-------- MATERIAL SHOWN --------
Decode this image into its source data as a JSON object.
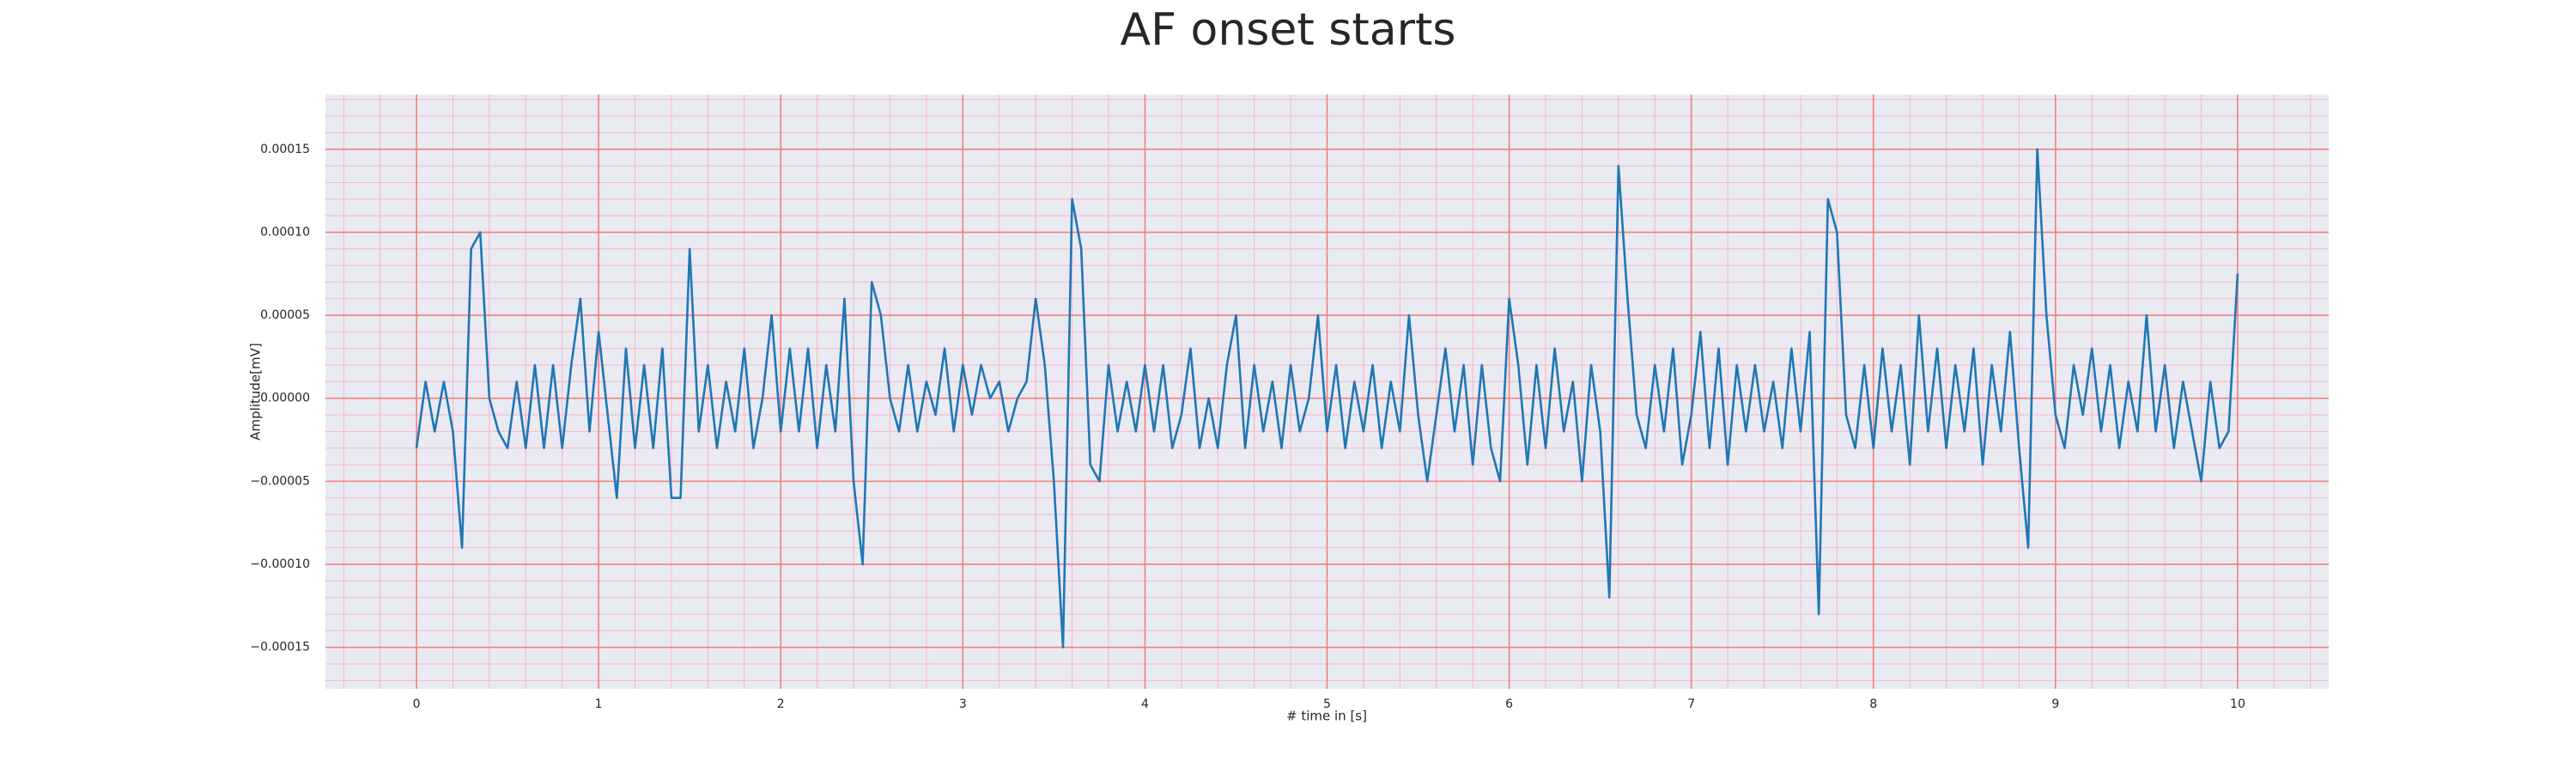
{
  "chart_data": {
    "type": "line",
    "title": "AF onset starts",
    "xlabel": "# time in [s]",
    "ylabel": "Amplitude[mV]",
    "color": "#1f77b4",
    "grid": true,
    "minor_grid": true,
    "xlim": [
      -0.5,
      10.5
    ],
    "ylim": [
      -0.000175,
      0.000183
    ],
    "xticks": [
      0,
      1,
      2,
      3,
      4,
      5,
      6,
      7,
      8,
      9,
      10
    ],
    "yticks": [
      {
        "value": -0.00015,
        "label": "−0.00015"
      },
      {
        "value": -0.0001,
        "label": "−0.00010"
      },
      {
        "value": -5e-05,
        "label": "−0.00005"
      },
      {
        "value": 0,
        "label": "0.00000"
      },
      {
        "value": 5e-05,
        "label": "0.00005"
      },
      {
        "value": 0.0001,
        "label": "0.00010"
      },
      {
        "value": 0.00015,
        "label": "0.00015"
      }
    ],
    "x": [
      0,
      0.05,
      0.1,
      0.15,
      0.2,
      0.25,
      0.3,
      0.35,
      0.4,
      0.45,
      0.5,
      0.55,
      0.6,
      0.65,
      0.7,
      0.75,
      0.8,
      0.85,
      0.9,
      0.95,
      1,
      1.05,
      1.1,
      1.15,
      1.2,
      1.25,
      1.3,
      1.35,
      1.4,
      1.45,
      1.5,
      1.55,
      1.6,
      1.65,
      1.7,
      1.75,
      1.8,
      1.85,
      1.9,
      1.95,
      2,
      2.05,
      2.1,
      2.15,
      2.2,
      2.25,
      2.3,
      2.35,
      2.4,
      2.45,
      2.5,
      2.55,
      2.6,
      2.65,
      2.7,
      2.75,
      2.8,
      2.85,
      2.9,
      2.95,
      3,
      3.05,
      3.1,
      3.15,
      3.2,
      3.25,
      3.3,
      3.35,
      3.4,
      3.45,
      3.5,
      3.55,
      3.6,
      3.65,
      3.7,
      3.75,
      3.8,
      3.85,
      3.9,
      3.95,
      4,
      4.05,
      4.1,
      4.15,
      4.2,
      4.25,
      4.3,
      4.35,
      4.4,
      4.45,
      4.5,
      4.55,
      4.6,
      4.65,
      4.7,
      4.75,
      4.8,
      4.85,
      4.9,
      4.95,
      5,
      5.05,
      5.1,
      5.15,
      5.2,
      5.25,
      5.3,
      5.35,
      5.4,
      5.45,
      5.5,
      5.55,
      5.6,
      5.65,
      5.7,
      5.75,
      5.8,
      5.85,
      5.9,
      5.95,
      6,
      6.05,
      6.1,
      6.15,
      6.2,
      6.25,
      6.3,
      6.35,
      6.4,
      6.45,
      6.5,
      6.55,
      6.6,
      6.65,
      6.7,
      6.75,
      6.8,
      6.85,
      6.9,
      6.95,
      7,
      7.05,
      7.1,
      7.15,
      7.2,
      7.25,
      7.3,
      7.35,
      7.4,
      7.45,
      7.5,
      7.55,
      7.6,
      7.65,
      7.7,
      7.75,
      7.8,
      7.85,
      7.9,
      7.95,
      8,
      8.05,
      8.1,
      8.15,
      8.2,
      8.25,
      8.3,
      8.35,
      8.4,
      8.45,
      8.5,
      8.55,
      8.6,
      8.65,
      8.7,
      8.75,
      8.8,
      8.85,
      8.9,
      8.95,
      9,
      9.05,
      9.1,
      9.15,
      9.2,
      9.25,
      9.3,
      9.35,
      9.4,
      9.45,
      9.5,
      9.55,
      9.6,
      9.65,
      9.7,
      9.75,
      9.8,
      9.85,
      9.9,
      9.95,
      10
    ],
    "values": [
      -3e-05,
      1e-05,
      -2e-05,
      1e-05,
      -2e-05,
      -9e-05,
      9e-05,
      0.0001,
      0,
      -2e-05,
      -3e-05,
      1e-05,
      -3e-05,
      2e-05,
      -3e-05,
      2e-05,
      -3e-05,
      2e-05,
      6e-05,
      -2e-05,
      4e-05,
      -1e-05,
      -6e-05,
      3e-05,
      -3e-05,
      2e-05,
      -3e-05,
      3e-05,
      -6e-05,
      -6e-05,
      9e-05,
      -2e-05,
      2e-05,
      -3e-05,
      1e-05,
      -2e-05,
      3e-05,
      -3e-05,
      0,
      5e-05,
      -2e-05,
      3e-05,
      -2e-05,
      3e-05,
      -3e-05,
      2e-05,
      -2e-05,
      6e-05,
      -5e-05,
      -0.0001,
      7e-05,
      5e-05,
      0,
      -2e-05,
      2e-05,
      -2e-05,
      1e-05,
      -1e-05,
      3e-05,
      -2e-05,
      2e-05,
      -1e-05,
      2e-05,
      0,
      1e-05,
      -2e-05,
      0,
      1e-05,
      6e-05,
      2e-05,
      -5e-05,
      -0.00015,
      0.00012,
      9e-05,
      -4e-05,
      -5e-05,
      2e-05,
      -2e-05,
      1e-05,
      -2e-05,
      2e-05,
      -2e-05,
      2e-05,
      -3e-05,
      -1e-05,
      3e-05,
      -3e-05,
      0,
      -3e-05,
      2e-05,
      5e-05,
      -3e-05,
      2e-05,
      -2e-05,
      1e-05,
      -3e-05,
      2e-05,
      -2e-05,
      0,
      5e-05,
      -2e-05,
      2e-05,
      -3e-05,
      1e-05,
      -2e-05,
      2e-05,
      -3e-05,
      1e-05,
      -2e-05,
      5e-05,
      -1e-05,
      -5e-05,
      -1e-05,
      3e-05,
      -2e-05,
      2e-05,
      -4e-05,
      2e-05,
      -3e-05,
      -5e-05,
      6e-05,
      2e-05,
      -4e-05,
      2e-05,
      -3e-05,
      3e-05,
      -2e-05,
      1e-05,
      -5e-05,
      2e-05,
      -2e-05,
      -0.00012,
      0.00014,
      6e-05,
      -1e-05,
      -3e-05,
      2e-05,
      -2e-05,
      3e-05,
      -4e-05,
      -1e-05,
      4e-05,
      -3e-05,
      3e-05,
      -4e-05,
      2e-05,
      -2e-05,
      2e-05,
      -2e-05,
      1e-05,
      -3e-05,
      3e-05,
      -2e-05,
      4e-05,
      -0.00013,
      0.00012,
      0.0001,
      -1e-05,
      -3e-05,
      2e-05,
      -3e-05,
      3e-05,
      -2e-05,
      2e-05,
      -4e-05,
      5e-05,
      -2e-05,
      3e-05,
      -3e-05,
      2e-05,
      -2e-05,
      3e-05,
      -4e-05,
      2e-05,
      -2e-05,
      4e-05,
      -3e-05,
      -9e-05,
      0.00015,
      5e-05,
      -1e-05,
      -3e-05,
      2e-05,
      -1e-05,
      3e-05,
      -2e-05,
      2e-05,
      -3e-05,
      1e-05,
      -2e-05,
      5e-05,
      -2e-05,
      2e-05,
      -3e-05,
      1e-05,
      -2e-05,
      -5e-05,
      1e-05,
      -3e-05,
      -2e-05,
      7.5e-05
    ]
  }
}
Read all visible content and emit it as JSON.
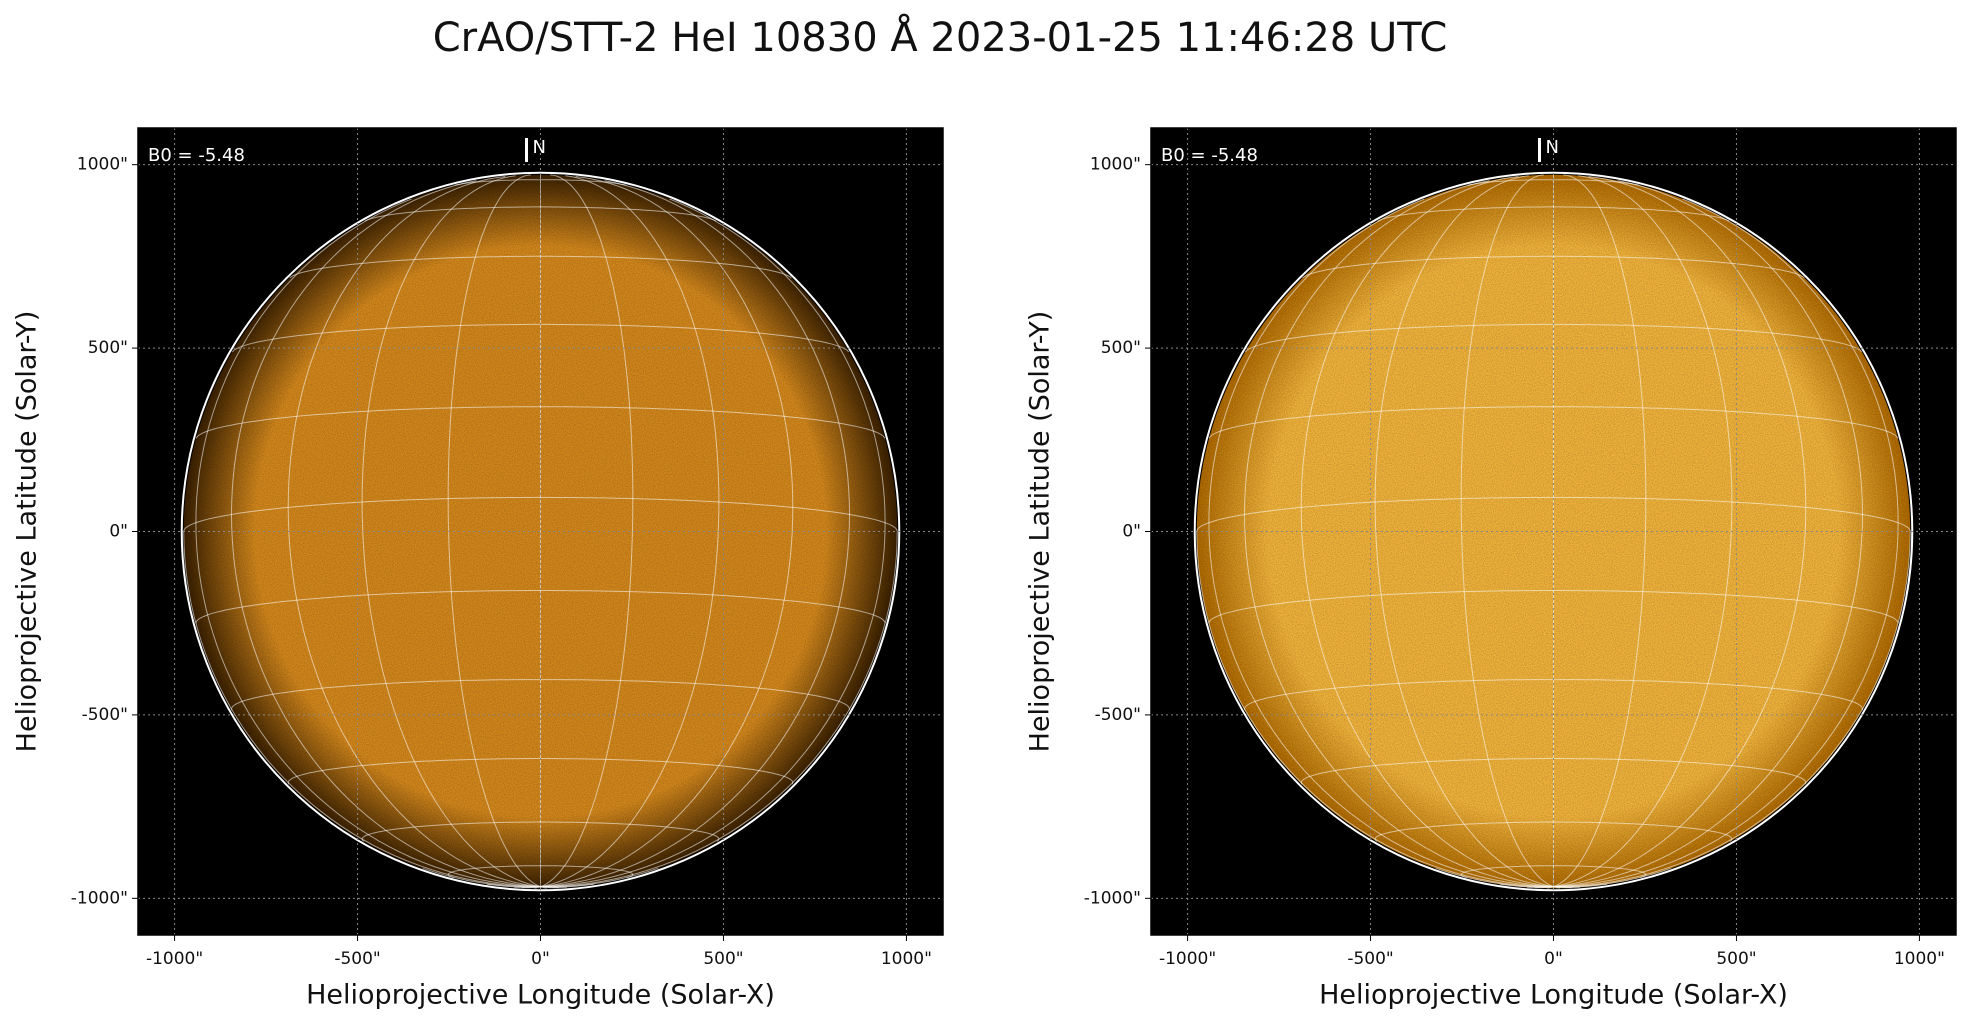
{
  "title": "CrAO/STT-2 HeI 10830 Å 2023-01-25 11:46:28 UTC",
  "chart_data": [
    {
      "type": "image",
      "xlabel": "Helioprojective Longitude (Solar-X)",
      "ylabel": "Helioprojective Latitude (Solar-Y)",
      "xlim": [
        -1100,
        1100
      ],
      "ylim": [
        -1100,
        1100
      ],
      "xticks": [
        {
          "value": -1000,
          "label": "-1000\""
        },
        {
          "value": -500,
          "label": "-500\""
        },
        {
          "value": 0,
          "label": "0\""
        },
        {
          "value": 500,
          "label": "500\""
        },
        {
          "value": 1000,
          "label": "1000\""
        }
      ],
      "yticks": [
        {
          "value": -1000,
          "label": "-1000\""
        },
        {
          "value": -500,
          "label": "-500\""
        },
        {
          "value": 0,
          "label": "0\""
        },
        {
          "value": 500,
          "label": "500\""
        },
        {
          "value": 1000,
          "label": "1000\""
        }
      ],
      "b0": {
        "value": -5.48,
        "label": "B0 = -5.48"
      },
      "north_label": "N",
      "disk_radius": 975,
      "graticule_step": 15,
      "grid": true,
      "color": "#d4881c",
      "limb_color": "#3a2000"
    },
    {
      "type": "image",
      "xlabel": "Helioprojective Longitude (Solar-X)",
      "ylabel": "Helioprojective Latitude (Solar-Y)",
      "xlim": [
        -1100,
        1100
      ],
      "ylim": [
        -1100,
        1100
      ],
      "xticks": [
        {
          "value": -1000,
          "label": "-1000\""
        },
        {
          "value": -500,
          "label": "-500\""
        },
        {
          "value": 0,
          "label": "0\""
        },
        {
          "value": 500,
          "label": "500\""
        },
        {
          "value": 1000,
          "label": "1000\""
        }
      ],
      "yticks": [
        {
          "value": -1000,
          "label": "-1000\""
        },
        {
          "value": -500,
          "label": "-500\""
        },
        {
          "value": 0,
          "label": "0\""
        },
        {
          "value": 500,
          "label": "500\""
        },
        {
          "value": 1000,
          "label": "1000\""
        }
      ],
      "b0": {
        "value": -5.48,
        "label": "B0 = -5.48"
      },
      "north_label": "N",
      "disk_radius": 975,
      "graticule_step": 15,
      "grid": true,
      "color": "#f2b43c",
      "limb_color": "#b06a00"
    }
  ]
}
--------
Identify how many lines in the entries above include the string "title", then state that number alone.

2